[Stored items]
########
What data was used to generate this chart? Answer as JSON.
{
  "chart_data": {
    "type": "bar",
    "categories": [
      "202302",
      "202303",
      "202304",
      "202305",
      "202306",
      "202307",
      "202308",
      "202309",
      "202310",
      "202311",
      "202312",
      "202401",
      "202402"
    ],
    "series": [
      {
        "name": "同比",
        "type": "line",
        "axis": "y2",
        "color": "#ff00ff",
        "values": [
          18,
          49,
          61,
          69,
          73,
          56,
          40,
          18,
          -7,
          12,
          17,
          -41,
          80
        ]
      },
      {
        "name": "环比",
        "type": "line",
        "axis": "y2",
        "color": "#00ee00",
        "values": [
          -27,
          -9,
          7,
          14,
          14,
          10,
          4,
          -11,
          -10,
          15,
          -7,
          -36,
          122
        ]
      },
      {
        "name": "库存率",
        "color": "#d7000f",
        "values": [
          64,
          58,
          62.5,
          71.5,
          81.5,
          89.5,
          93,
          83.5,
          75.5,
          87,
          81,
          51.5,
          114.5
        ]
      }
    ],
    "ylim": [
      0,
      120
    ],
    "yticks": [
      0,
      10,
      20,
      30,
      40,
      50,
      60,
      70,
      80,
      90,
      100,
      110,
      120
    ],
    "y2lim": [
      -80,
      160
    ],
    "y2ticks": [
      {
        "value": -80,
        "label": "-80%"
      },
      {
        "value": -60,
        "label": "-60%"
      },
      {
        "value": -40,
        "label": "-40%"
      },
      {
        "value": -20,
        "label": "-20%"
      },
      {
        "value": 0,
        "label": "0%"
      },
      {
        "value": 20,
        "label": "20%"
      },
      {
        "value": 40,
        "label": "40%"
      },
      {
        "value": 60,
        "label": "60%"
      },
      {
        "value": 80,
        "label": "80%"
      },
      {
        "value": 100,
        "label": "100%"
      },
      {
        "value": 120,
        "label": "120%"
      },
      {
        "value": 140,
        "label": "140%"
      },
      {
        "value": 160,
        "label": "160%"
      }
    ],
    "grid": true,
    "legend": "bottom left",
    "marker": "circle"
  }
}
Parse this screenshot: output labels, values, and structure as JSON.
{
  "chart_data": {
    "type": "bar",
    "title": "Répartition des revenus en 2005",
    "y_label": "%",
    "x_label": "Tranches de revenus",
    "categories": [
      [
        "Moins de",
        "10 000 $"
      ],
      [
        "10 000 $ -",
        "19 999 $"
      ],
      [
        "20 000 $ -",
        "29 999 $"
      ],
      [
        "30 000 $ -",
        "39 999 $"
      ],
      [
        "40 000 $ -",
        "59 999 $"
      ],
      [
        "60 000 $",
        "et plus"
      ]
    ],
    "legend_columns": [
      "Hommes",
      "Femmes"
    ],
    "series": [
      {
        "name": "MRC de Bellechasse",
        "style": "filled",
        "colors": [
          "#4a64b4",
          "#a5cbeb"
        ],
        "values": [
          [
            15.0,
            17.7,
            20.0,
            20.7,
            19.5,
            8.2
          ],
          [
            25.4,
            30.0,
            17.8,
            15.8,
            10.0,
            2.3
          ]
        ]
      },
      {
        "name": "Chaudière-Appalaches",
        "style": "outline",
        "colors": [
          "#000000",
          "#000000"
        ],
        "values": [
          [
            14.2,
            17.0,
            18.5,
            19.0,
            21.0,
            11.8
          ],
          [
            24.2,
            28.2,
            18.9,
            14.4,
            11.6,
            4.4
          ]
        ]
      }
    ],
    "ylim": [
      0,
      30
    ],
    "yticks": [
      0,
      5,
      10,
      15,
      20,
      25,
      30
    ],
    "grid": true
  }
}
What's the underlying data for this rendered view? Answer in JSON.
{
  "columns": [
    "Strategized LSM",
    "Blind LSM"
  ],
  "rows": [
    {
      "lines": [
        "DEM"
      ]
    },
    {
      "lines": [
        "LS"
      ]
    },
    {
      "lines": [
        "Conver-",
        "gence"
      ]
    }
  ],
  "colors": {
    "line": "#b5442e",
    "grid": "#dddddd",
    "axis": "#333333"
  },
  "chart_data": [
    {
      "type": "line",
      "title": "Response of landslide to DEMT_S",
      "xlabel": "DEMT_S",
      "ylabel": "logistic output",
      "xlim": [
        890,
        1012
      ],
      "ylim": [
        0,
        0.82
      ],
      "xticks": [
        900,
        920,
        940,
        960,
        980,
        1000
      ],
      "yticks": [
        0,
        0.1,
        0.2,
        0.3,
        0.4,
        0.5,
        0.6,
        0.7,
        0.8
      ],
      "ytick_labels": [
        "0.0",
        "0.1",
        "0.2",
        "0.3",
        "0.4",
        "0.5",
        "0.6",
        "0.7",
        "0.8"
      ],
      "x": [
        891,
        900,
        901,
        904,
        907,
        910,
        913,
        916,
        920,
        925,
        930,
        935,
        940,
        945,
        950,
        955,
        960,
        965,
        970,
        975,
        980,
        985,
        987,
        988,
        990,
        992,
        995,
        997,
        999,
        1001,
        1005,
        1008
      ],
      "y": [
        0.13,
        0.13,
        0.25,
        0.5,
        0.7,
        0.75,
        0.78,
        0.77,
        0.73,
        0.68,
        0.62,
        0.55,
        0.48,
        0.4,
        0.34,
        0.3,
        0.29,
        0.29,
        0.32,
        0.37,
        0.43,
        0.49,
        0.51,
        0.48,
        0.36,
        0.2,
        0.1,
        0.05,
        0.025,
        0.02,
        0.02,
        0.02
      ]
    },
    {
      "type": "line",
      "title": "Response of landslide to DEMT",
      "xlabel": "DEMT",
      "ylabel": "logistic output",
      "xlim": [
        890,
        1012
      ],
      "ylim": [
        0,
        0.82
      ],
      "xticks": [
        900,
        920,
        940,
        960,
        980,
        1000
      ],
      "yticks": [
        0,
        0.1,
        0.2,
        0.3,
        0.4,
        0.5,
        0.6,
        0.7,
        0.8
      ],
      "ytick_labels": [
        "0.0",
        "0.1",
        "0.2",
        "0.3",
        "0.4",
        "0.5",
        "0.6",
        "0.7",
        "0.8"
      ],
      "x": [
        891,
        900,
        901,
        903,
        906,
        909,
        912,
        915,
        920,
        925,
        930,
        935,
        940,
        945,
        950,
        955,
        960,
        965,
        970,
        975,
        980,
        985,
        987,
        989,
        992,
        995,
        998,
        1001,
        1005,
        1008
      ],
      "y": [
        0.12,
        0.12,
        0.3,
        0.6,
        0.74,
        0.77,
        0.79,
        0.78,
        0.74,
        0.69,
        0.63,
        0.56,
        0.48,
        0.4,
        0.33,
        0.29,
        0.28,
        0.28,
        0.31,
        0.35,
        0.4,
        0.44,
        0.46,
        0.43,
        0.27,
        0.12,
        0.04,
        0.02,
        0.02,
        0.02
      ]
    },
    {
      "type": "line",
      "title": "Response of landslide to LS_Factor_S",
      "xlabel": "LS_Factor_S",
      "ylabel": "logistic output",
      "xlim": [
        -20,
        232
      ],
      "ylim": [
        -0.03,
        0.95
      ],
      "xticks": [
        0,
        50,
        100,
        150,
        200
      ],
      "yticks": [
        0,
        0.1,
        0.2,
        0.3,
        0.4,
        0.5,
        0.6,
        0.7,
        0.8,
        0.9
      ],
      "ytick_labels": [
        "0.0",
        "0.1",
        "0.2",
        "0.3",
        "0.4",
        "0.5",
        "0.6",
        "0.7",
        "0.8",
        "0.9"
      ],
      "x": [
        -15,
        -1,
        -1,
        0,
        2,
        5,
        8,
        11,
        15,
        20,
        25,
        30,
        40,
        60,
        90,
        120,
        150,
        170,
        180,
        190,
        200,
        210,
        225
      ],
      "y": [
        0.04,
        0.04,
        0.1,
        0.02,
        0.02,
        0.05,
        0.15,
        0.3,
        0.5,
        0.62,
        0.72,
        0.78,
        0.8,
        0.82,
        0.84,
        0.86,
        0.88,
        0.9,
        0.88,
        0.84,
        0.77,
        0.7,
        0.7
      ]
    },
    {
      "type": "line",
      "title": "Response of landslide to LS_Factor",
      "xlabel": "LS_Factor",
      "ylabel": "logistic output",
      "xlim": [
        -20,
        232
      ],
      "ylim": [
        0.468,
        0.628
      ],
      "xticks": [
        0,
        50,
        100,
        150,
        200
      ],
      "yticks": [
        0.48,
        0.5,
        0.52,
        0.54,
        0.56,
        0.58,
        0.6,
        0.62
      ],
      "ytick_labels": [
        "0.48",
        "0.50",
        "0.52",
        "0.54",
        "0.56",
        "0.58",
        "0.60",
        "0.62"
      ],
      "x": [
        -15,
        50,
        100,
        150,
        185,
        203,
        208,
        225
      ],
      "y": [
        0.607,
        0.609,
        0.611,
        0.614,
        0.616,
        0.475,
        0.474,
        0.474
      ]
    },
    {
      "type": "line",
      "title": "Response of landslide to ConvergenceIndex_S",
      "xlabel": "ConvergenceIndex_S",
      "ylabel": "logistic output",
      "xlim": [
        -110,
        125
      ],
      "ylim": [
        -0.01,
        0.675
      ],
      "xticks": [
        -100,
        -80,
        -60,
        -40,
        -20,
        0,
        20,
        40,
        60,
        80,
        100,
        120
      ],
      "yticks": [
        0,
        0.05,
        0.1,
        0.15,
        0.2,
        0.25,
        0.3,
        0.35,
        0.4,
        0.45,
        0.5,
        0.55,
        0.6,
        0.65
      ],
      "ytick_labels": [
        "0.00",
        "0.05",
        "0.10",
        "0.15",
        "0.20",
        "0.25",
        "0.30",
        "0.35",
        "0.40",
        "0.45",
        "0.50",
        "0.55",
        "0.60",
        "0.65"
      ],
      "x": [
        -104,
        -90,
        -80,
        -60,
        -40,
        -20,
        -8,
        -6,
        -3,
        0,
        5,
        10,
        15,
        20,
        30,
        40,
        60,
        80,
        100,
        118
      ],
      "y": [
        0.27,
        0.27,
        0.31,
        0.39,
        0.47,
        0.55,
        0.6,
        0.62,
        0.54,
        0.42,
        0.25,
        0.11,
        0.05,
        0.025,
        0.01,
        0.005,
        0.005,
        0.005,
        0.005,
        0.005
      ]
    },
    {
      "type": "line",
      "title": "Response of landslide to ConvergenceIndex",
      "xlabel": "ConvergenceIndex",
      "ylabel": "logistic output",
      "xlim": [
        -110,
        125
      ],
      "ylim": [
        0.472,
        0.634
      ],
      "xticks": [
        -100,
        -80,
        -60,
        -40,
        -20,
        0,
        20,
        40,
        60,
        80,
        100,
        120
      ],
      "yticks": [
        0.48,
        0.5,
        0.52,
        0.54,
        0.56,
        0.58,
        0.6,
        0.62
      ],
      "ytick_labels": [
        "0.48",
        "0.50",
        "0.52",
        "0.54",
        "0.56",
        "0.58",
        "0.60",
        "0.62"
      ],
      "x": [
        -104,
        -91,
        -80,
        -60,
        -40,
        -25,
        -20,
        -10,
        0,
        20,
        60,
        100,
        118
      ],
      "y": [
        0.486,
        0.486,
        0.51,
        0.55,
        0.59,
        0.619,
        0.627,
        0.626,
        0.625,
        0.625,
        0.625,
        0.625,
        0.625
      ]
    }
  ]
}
########
What is needed => State how many lines of the records above contain the word "this", and give only that number.

Correct output => 3